• LISTING:
—————
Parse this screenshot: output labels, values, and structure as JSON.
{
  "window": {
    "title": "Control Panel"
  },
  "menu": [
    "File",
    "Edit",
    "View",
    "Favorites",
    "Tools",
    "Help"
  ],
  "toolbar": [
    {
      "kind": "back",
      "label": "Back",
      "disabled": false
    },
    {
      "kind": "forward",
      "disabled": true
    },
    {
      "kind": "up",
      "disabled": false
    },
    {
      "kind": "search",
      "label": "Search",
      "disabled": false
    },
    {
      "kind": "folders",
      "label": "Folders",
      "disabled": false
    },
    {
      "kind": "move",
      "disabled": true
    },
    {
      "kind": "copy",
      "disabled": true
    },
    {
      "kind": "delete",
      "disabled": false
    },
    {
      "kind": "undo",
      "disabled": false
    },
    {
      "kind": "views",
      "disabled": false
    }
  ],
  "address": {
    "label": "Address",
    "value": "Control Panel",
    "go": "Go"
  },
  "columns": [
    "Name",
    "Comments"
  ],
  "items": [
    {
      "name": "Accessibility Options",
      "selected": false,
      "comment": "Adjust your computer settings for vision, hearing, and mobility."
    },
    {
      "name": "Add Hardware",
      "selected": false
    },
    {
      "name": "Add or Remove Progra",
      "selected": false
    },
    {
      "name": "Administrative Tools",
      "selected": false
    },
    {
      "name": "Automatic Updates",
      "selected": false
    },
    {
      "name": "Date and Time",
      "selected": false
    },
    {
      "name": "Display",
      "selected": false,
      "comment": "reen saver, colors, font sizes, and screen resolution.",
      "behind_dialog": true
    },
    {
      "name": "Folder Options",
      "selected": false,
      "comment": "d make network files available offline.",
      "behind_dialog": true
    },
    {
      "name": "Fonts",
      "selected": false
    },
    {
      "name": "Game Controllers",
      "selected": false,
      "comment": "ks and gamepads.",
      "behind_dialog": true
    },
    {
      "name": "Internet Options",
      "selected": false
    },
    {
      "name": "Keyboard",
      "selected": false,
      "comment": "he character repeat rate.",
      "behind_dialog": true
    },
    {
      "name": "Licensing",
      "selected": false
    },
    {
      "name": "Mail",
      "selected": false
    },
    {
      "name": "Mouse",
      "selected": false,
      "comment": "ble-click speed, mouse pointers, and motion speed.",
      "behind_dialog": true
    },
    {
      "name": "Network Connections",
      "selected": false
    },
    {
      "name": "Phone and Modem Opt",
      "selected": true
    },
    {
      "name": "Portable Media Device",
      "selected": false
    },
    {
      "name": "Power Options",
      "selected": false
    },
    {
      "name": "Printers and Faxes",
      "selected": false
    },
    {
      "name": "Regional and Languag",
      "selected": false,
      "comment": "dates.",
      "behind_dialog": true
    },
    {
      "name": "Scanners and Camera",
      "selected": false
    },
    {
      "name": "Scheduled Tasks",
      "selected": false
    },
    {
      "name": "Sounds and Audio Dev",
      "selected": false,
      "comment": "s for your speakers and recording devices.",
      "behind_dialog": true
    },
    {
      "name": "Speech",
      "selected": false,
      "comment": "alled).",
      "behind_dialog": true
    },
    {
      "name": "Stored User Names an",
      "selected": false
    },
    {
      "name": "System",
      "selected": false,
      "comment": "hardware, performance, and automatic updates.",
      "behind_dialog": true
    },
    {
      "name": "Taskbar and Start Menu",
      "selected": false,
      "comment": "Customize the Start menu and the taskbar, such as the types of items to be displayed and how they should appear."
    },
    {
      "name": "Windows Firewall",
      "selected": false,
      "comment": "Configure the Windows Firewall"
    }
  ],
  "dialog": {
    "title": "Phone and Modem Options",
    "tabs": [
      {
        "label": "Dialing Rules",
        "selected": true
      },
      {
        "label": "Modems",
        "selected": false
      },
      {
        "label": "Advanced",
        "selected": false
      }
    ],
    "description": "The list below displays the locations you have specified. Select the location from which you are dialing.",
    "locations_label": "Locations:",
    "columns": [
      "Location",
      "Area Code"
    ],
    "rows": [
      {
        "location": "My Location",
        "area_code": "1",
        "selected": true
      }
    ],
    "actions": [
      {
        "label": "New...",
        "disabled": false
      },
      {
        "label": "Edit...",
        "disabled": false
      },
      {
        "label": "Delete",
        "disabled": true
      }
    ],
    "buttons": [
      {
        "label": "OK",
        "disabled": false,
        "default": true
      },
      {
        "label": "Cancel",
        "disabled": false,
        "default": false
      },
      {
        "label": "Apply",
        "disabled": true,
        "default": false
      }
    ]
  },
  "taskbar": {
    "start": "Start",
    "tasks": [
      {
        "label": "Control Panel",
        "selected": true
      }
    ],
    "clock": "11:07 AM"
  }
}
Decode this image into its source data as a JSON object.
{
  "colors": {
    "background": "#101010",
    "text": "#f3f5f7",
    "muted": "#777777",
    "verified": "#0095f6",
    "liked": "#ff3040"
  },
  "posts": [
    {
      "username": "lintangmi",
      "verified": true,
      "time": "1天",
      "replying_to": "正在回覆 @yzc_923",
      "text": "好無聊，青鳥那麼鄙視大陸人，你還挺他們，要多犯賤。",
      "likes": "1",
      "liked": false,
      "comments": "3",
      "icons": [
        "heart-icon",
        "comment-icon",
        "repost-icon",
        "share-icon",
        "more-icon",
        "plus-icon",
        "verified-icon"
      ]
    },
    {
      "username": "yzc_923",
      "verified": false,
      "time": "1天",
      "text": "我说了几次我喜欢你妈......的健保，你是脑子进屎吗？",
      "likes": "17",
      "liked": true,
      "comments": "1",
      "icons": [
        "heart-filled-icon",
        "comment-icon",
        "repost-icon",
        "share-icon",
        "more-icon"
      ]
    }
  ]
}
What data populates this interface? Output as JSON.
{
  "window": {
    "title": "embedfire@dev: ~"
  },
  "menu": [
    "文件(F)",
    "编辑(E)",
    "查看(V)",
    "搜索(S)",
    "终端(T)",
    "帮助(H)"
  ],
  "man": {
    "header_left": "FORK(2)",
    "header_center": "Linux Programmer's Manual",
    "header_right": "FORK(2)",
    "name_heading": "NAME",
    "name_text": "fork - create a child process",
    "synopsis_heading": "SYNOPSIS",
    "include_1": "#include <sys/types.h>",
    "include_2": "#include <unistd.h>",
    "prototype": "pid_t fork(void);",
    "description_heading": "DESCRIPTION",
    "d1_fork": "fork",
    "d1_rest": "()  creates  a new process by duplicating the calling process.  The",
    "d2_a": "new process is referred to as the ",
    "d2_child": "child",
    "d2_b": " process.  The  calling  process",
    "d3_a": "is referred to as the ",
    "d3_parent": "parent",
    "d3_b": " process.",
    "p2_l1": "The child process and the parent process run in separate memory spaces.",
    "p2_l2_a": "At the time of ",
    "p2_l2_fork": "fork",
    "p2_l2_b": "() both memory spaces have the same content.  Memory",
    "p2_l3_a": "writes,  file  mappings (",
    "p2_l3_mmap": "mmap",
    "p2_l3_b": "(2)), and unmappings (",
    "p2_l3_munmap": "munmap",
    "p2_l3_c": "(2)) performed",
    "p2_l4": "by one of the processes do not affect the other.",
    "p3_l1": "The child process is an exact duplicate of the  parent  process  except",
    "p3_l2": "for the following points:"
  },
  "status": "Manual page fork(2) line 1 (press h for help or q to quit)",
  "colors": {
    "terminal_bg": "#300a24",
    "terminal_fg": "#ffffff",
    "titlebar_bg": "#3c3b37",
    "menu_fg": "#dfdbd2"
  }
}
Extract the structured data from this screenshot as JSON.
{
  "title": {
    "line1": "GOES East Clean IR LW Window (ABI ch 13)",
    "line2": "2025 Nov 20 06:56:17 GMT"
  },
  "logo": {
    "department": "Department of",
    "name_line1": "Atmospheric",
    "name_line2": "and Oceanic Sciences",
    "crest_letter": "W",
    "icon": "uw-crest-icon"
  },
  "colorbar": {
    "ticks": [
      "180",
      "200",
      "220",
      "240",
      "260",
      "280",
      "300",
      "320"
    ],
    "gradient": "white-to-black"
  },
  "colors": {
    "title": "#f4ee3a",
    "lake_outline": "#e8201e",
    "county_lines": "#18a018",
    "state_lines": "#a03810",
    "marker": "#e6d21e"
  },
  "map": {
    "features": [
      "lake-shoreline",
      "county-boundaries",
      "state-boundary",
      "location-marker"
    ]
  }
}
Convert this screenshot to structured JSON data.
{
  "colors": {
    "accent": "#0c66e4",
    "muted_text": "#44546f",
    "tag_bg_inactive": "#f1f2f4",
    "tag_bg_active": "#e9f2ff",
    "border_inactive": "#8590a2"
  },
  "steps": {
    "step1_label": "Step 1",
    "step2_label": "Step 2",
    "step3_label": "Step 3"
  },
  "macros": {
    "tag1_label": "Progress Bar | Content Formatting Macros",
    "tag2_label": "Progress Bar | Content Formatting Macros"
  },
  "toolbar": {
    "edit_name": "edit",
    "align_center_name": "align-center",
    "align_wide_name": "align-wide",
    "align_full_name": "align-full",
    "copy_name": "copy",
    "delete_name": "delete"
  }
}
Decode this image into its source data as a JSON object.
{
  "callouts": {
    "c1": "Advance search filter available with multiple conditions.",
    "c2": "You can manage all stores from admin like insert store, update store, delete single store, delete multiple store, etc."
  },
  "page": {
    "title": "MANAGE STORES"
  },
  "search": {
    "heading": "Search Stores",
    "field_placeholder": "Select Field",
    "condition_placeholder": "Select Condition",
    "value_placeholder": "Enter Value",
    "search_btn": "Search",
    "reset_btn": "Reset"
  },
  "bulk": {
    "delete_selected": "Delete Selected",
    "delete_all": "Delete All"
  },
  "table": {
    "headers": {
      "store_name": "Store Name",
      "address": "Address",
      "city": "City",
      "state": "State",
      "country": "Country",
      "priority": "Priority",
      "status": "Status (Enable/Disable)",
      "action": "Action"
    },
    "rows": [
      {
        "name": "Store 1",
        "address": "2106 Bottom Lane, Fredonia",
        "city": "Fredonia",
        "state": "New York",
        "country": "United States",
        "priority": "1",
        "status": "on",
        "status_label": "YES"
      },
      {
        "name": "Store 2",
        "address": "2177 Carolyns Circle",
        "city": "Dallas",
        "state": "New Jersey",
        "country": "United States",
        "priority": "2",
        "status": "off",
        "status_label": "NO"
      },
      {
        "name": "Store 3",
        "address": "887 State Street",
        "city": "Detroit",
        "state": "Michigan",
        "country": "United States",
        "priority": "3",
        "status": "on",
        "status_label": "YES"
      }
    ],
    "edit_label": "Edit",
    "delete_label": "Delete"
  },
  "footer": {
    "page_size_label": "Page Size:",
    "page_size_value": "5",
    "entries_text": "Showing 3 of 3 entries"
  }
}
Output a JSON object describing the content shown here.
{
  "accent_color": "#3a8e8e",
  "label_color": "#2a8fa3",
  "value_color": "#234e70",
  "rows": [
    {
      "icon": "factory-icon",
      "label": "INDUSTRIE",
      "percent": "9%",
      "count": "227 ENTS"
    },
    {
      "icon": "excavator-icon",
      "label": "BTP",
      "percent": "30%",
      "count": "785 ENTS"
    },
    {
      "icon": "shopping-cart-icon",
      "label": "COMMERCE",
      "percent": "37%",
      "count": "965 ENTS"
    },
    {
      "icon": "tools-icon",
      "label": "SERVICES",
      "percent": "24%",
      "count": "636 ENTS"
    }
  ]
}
—————
• JOB:
Reply with one number only: the count of lines in the entries that contain "referred".

• EXERCISE ANSWER:
2